WHAT THE EXERCISE ASKS:
Pictures do not belong in the copy. Return all of the entries exactly.

--- START ---

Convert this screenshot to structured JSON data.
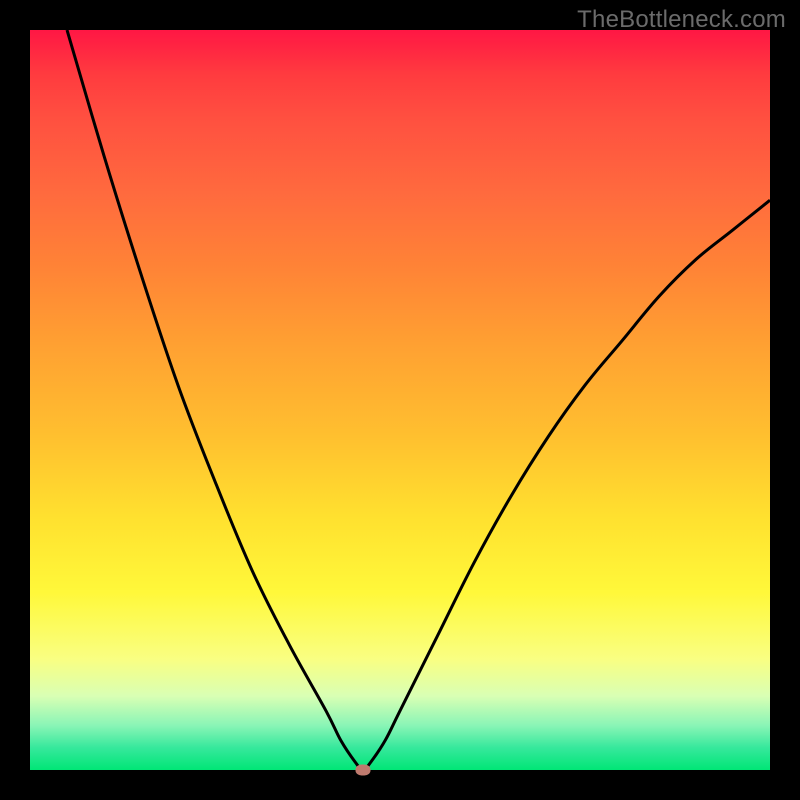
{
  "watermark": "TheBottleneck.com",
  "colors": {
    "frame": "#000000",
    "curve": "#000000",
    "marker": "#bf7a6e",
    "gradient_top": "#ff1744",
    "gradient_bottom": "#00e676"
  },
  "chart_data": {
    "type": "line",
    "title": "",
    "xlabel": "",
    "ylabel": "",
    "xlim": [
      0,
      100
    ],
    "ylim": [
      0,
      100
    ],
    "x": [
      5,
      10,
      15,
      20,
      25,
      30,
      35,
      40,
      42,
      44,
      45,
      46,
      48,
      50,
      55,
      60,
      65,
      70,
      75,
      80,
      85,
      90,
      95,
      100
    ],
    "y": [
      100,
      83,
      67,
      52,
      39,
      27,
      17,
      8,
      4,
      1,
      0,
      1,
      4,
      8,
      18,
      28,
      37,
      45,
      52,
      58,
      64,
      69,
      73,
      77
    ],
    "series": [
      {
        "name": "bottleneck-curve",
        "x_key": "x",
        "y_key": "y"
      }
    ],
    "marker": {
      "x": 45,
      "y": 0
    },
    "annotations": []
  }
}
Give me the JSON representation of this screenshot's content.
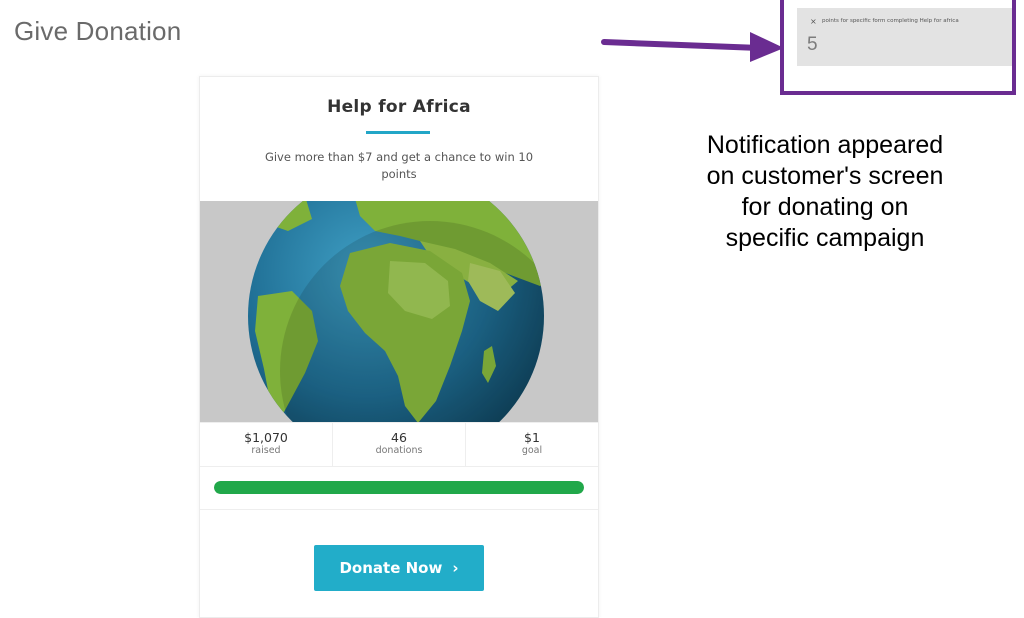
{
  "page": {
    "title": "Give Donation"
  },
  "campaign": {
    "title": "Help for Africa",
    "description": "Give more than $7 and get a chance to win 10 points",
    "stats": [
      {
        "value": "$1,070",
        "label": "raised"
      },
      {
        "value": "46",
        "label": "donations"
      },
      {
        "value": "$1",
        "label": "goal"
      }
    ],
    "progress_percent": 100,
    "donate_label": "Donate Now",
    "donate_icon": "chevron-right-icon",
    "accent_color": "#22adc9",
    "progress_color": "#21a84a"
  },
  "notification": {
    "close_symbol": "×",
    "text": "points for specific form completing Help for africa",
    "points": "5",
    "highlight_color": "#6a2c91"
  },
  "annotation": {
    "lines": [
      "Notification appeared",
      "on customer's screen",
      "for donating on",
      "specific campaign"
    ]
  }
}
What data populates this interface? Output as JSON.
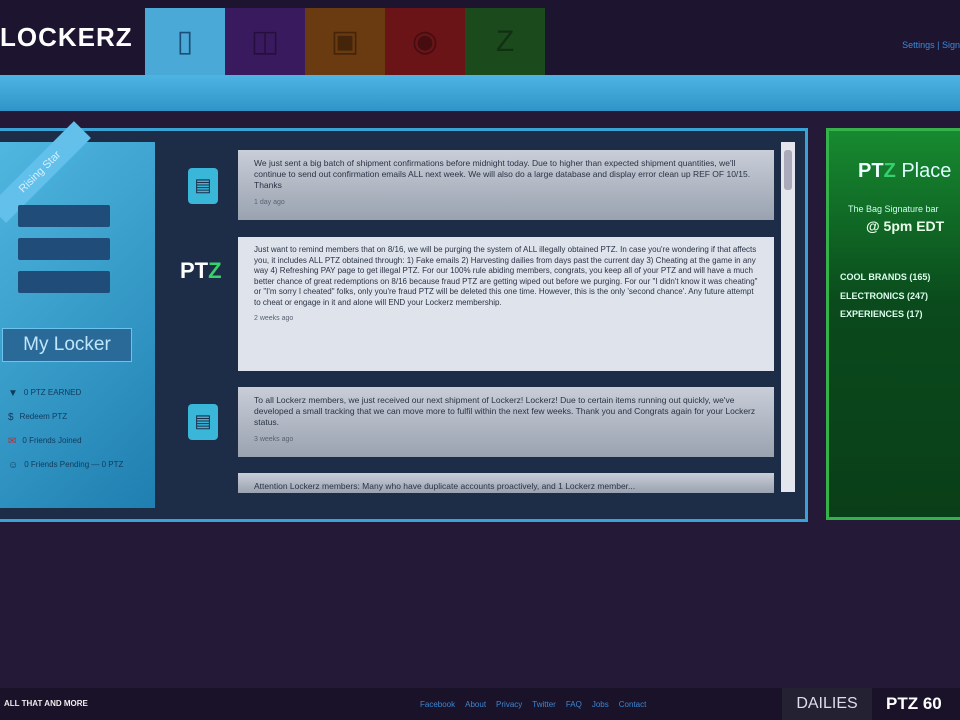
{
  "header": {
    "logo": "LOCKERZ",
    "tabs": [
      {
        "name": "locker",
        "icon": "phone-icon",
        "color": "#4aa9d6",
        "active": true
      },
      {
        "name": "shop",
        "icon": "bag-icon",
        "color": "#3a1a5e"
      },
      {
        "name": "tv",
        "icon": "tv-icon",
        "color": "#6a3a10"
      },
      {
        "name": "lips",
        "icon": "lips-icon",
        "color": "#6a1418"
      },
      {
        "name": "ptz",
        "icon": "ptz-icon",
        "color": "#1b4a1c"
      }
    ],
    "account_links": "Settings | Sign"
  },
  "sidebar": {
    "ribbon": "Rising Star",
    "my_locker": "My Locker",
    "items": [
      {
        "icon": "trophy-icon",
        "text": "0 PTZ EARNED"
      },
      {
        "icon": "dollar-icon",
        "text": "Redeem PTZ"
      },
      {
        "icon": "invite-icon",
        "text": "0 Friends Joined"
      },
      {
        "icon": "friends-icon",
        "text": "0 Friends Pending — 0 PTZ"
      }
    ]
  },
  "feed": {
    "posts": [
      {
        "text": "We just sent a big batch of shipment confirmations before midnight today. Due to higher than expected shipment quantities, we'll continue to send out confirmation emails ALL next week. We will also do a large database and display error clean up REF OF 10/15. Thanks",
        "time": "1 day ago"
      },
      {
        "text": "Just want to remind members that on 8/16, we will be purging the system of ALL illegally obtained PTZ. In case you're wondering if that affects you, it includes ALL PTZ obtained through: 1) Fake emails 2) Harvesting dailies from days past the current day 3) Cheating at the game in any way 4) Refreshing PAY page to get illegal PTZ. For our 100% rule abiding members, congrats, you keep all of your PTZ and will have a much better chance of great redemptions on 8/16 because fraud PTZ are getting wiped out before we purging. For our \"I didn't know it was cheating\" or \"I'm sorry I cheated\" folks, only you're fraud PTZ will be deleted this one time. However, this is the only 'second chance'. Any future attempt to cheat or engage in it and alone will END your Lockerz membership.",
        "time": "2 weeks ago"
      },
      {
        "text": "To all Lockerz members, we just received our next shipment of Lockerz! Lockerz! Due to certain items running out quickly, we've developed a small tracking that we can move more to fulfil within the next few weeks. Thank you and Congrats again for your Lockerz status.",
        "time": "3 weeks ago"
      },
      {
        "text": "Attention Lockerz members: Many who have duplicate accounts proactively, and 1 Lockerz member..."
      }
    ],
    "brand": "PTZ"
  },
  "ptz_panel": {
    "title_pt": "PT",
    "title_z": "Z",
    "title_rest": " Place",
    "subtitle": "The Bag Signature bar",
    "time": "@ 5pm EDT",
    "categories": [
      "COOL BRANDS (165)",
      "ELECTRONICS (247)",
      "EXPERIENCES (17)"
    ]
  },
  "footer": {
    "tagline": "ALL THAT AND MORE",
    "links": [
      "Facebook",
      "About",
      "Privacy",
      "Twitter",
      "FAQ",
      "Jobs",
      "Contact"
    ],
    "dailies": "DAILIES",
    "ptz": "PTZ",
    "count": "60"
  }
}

--- END ---

ANSWER TO THIS PROBLEM:
Convert this screenshot to structured JSON data.
{
  "watermark": "TheBottleneck.com",
  "colors": {
    "frame": "#000000",
    "curve": "#000000",
    "marker": "#bf7a6e",
    "gradient_top": "#ff1744",
    "gradient_bottom": "#00e676"
  },
  "chart_data": {
    "type": "line",
    "title": "",
    "xlabel": "",
    "ylabel": "",
    "xlim": [
      0,
      100
    ],
    "ylim": [
      0,
      100
    ],
    "x": [
      5,
      10,
      15,
      20,
      25,
      30,
      35,
      40,
      42,
      44,
      45,
      46,
      48,
      50,
      55,
      60,
      65,
      70,
      75,
      80,
      85,
      90,
      95,
      100
    ],
    "y": [
      100,
      83,
      67,
      52,
      39,
      27,
      17,
      8,
      4,
      1,
      0,
      1,
      4,
      8,
      18,
      28,
      37,
      45,
      52,
      58,
      64,
      69,
      73,
      77
    ],
    "series": [
      {
        "name": "bottleneck-curve",
        "x_key": "x",
        "y_key": "y"
      }
    ],
    "marker": {
      "x": 45,
      "y": 0
    },
    "annotations": []
  }
}
Give me the JSON representation of this screenshot's content.
{
  "page": {
    "title": "Give Donation"
  },
  "campaign": {
    "title": "Help for Africa",
    "description": "Give more than $7 and get a chance to win 10 points",
    "stats": [
      {
        "value": "$1,070",
        "label": "raised"
      },
      {
        "value": "46",
        "label": "donations"
      },
      {
        "value": "$1",
        "label": "goal"
      }
    ],
    "progress_percent": 100,
    "donate_label": "Donate Now",
    "donate_icon": "chevron-right-icon",
    "accent_color": "#22adc9",
    "progress_color": "#21a84a"
  },
  "notification": {
    "close_symbol": "×",
    "text": "points for specific form completing Help for africa",
    "points": "5",
    "highlight_color": "#6a2c91"
  },
  "annotation": {
    "lines": [
      "Notification appeared",
      "on customer's screen",
      "for donating on",
      "specific campaign"
    ]
  }
}
What data populates this interface? Output as JSON.
{
  "header": {
    "logo": "LOCKERZ",
    "tabs": [
      {
        "name": "locker",
        "icon": "phone-icon",
        "color": "#4aa9d6",
        "active": true
      },
      {
        "name": "shop",
        "icon": "bag-icon",
        "color": "#3a1a5e"
      },
      {
        "name": "tv",
        "icon": "tv-icon",
        "color": "#6a3a10"
      },
      {
        "name": "lips",
        "icon": "lips-icon",
        "color": "#6a1418"
      },
      {
        "name": "ptz",
        "icon": "ptz-icon",
        "color": "#1b4a1c"
      }
    ],
    "account_links": "Settings | Sign"
  },
  "sidebar": {
    "ribbon": "Rising Star",
    "my_locker": "My Locker",
    "items": [
      {
        "icon": "trophy-icon",
        "text": "0 PTZ EARNED"
      },
      {
        "icon": "dollar-icon",
        "text": "Redeem PTZ"
      },
      {
        "icon": "invite-icon",
        "text": "0 Friends Joined"
      },
      {
        "icon": "friends-icon",
        "text": "0 Friends Pending — 0 PTZ"
      }
    ]
  },
  "feed": {
    "posts": [
      {
        "text": "We just sent a big batch of shipment confirmations before midnight today. Due to higher than expected shipment quantities, we'll continue to send out confirmation emails ALL next week. We will also do a large database and display error clean up REF OF 10/15. Thanks",
        "time": "1 day ago"
      },
      {
        "text": "Just want to remind members that on 8/16, we will be purging the system of ALL illegally obtained PTZ. In case you're wondering if that affects you, it includes ALL PTZ obtained through: 1) Fake emails 2) Harvesting dailies from days past the current day 3) Cheating at the game in any way 4) Refreshing PAY page to get illegal PTZ. For our 100% rule abiding members, congrats, you keep all of your PTZ and will have a much better chance of great redemptions on 8/16 because fraud PTZ are getting wiped out before we purging. For our \"I didn't know it was cheating\" or \"I'm sorry I cheated\" folks, only you're fraud PTZ will be deleted this one time. However, this is the only 'second chance'. Any future attempt to cheat or engage in it and alone will END your Lockerz membership.",
        "time": "2 weeks ago"
      },
      {
        "text": "To all Lockerz members, we just received our next shipment of Lockerz! Lockerz! Due to certain items running out quickly, we've developed a small tracking that we can move more to fulfil within the next few weeks. Thank you and Congrats again for your Lockerz status.",
        "time": "3 weeks ago"
      },
      {
        "text": "Attention Lockerz members: Many who have duplicate accounts proactively, and 1 Lockerz member..."
      }
    ],
    "brand": "PTZ"
  },
  "ptz_panel": {
    "title_pt": "PT",
    "title_z": "Z",
    "title_rest": " Place",
    "subtitle": "The Bag Signature bar",
    "time": "@ 5pm EDT",
    "categories": [
      "COOL BRANDS (165)",
      "ELECTRONICS (247)",
      "EXPERIENCES (17)"
    ]
  },
  "footer": {
    "tagline": "ALL THAT AND MORE",
    "links": [
      "Facebook",
      "About",
      "Privacy",
      "Twitter",
      "FAQ",
      "Jobs",
      "Contact"
    ],
    "dailies": "DAILIES",
    "ptz": "PTZ",
    "count": "60"
  }
}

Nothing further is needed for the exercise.